-------- SUPPLIED RECORDS --------
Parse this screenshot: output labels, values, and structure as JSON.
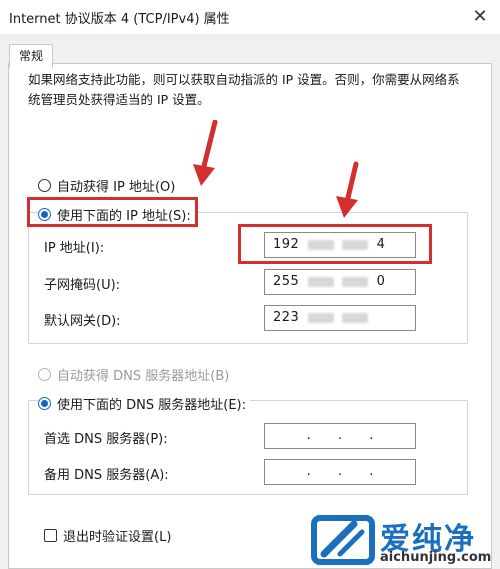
{
  "window": {
    "title": "Internet 协议版本 4 (TCP/IPv4) 属性",
    "close_glyph": "✕"
  },
  "tabs": [
    {
      "label": "常规"
    }
  ],
  "general": {
    "description": "如果网络支持此功能，则可以获取自动指派的 IP 设置。否则，你需要从网络系统管理员处获得适当的 IP 设置。",
    "ip_auto_label": "自动获得 IP 地址(O)",
    "ip_manual_label": "使用下面的 IP 地址(S):",
    "ip_mode": "manual",
    "fields": [
      {
        "label": "IP 地址(I):",
        "prefix": "192",
        "suffix": "4"
      },
      {
        "label": "子网掩码(U):",
        "prefix": "255",
        "suffix": "0"
      },
      {
        "label": "默认网关(D):",
        "prefix": "223",
        "suffix": ""
      }
    ],
    "dns_auto_label": "自动获得 DNS 服务器地址(B)",
    "dns_manual_label": "使用下面的 DNS 服务器地址(E):",
    "dns_mode": "manual",
    "dns_fields": [
      {
        "label": "首选 DNS 服务器(P):",
        "value": ". . ."
      },
      {
        "label": "备用 DNS 服务器(A):",
        "value": ". . ."
      }
    ],
    "validate_label": "退出时验证设置(L)",
    "validate_checked": false
  },
  "watermark": {
    "brand": "爱纯净",
    "domain": "aichunjing.com",
    "color": "#1a6fbf"
  },
  "annotations": {
    "color": "#d32f2f"
  }
}
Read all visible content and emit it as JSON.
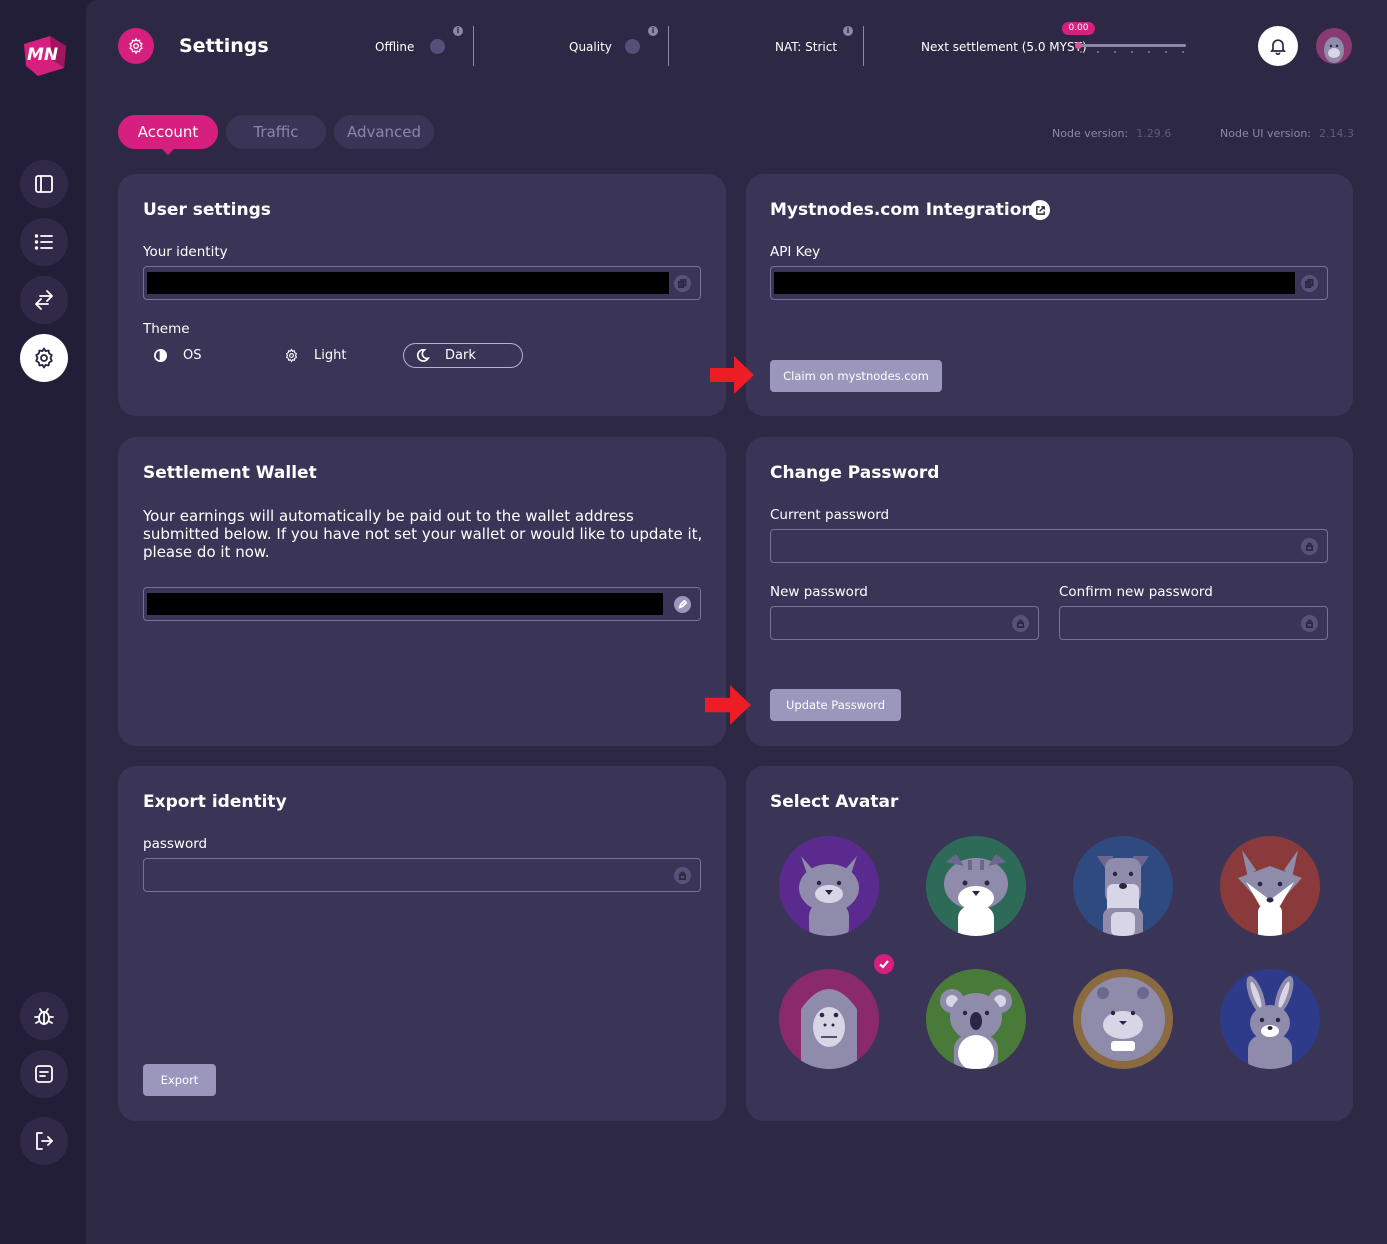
--------
### [WHAT NEEDS TO BE DONE]
Which lines contain the word "使用下面的"? Return each of them.

### [THE COMPLETED TASK]
    "ip_manual_label": "使用下面的 IP 地址(S):",
    "dns_manual_label": "使用下面的 DNS 服务器地址(E):",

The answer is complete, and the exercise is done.